• TO DO
Make an exact copy of each entry, leaving out every picture.
----------
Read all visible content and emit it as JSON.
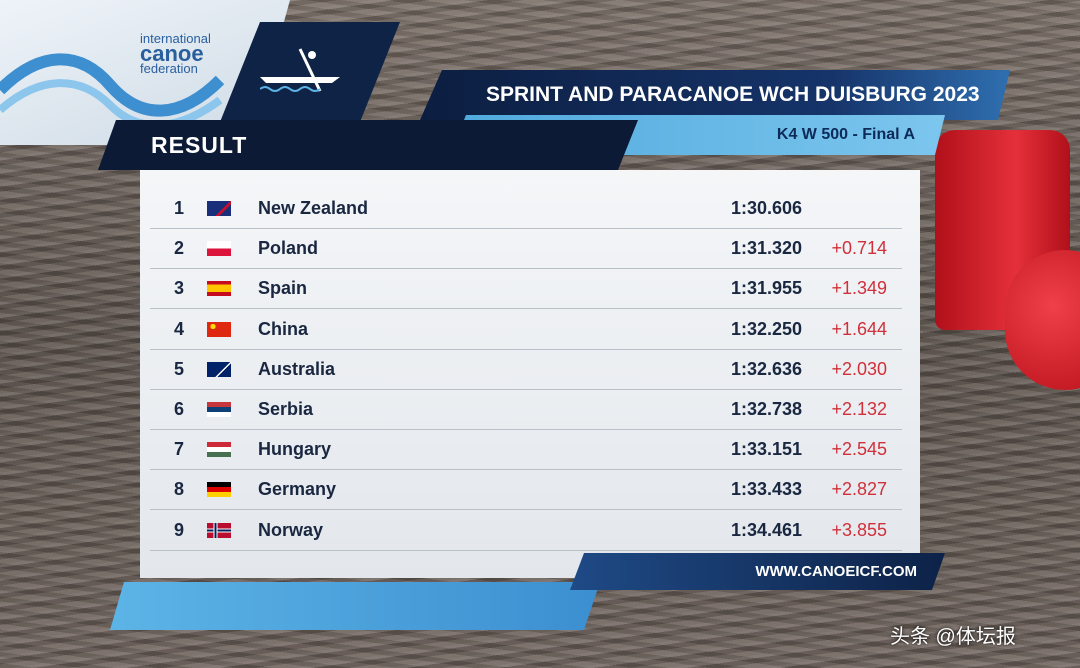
{
  "logo": {
    "line1": "international",
    "line2": "canoe",
    "line3": "federation"
  },
  "header": {
    "section": "RESULT",
    "title": "SPRINT AND PARACANOE WCH DUISBURG 2023",
    "event": "K4 W 500 - Final A"
  },
  "table": {
    "rows": [
      {
        "rank": "1",
        "country": "New Zealand",
        "time": "1:30.606"
      },
      {
        "rank": "2",
        "country": "Poland",
        "time": "1:31.320",
        "diff": "+0.714"
      },
      {
        "rank": "3",
        "country": "Spain",
        "time": "1:31.955",
        "diff": "+1.349"
      },
      {
        "rank": "4",
        "country": "China",
        "time": "1:32.250",
        "diff": "+1.644"
      },
      {
        "rank": "5",
        "country": "Australia",
        "time": "1:32.636",
        "diff": "+2.030"
      },
      {
        "rank": "6",
        "country": "Serbia",
        "time": "1:32.738",
        "diff": "+2.132"
      },
      {
        "rank": "7",
        "country": "Hungary",
        "time": "1:33.151",
        "diff": "+2.545"
      },
      {
        "rank": "8",
        "country": "Germany",
        "time": "1:33.433",
        "diff": "+2.827"
      },
      {
        "rank": "9",
        "country": "Norway",
        "time": "1:34.461",
        "diff": "+3.855"
      }
    ]
  },
  "footer": {
    "url": "WWW.CANOEICF.COM"
  },
  "watermark": "头条 @体坛报"
}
----------
• OUTPUT FOR THIS TASK
Read all visible content and emit it as JSON.
{
  "logo": {
    "line1": "international",
    "line2": "canoe",
    "line3": "federation"
  },
  "header": {
    "section": "RESULT",
    "title": "SPRINT AND PARACANOE WCH DUISBURG 2023",
    "event": "K4 W 500 - Final A"
  },
  "table": {
    "rows": [
      {
        "rank": "1",
        "country": "New Zealand",
        "time": "1:30.606"
      },
      {
        "rank": "2",
        "country": "Poland",
        "time": "1:31.320",
        "diff": "+0.714"
      },
      {
        "rank": "3",
        "country": "Spain",
        "time": "1:31.955",
        "diff": "+1.349"
      },
      {
        "rank": "4",
        "country": "China",
        "time": "1:32.250",
        "diff": "+1.644"
      },
      {
        "rank": "5",
        "country": "Australia",
        "time": "1:32.636",
        "diff": "+2.030"
      },
      {
        "rank": "6",
        "country": "Serbia",
        "time": "1:32.738",
        "diff": "+2.132"
      },
      {
        "rank": "7",
        "country": "Hungary",
        "time": "1:33.151",
        "diff": "+2.545"
      },
      {
        "rank": "8",
        "country": "Germany",
        "time": "1:33.433",
        "diff": "+2.827"
      },
      {
        "rank": "9",
        "country": "Norway",
        "time": "1:34.461",
        "diff": "+3.855"
      }
    ]
  },
  "footer": {
    "url": "WWW.CANOEICF.COM"
  },
  "watermark": "头条 @体坛报"
}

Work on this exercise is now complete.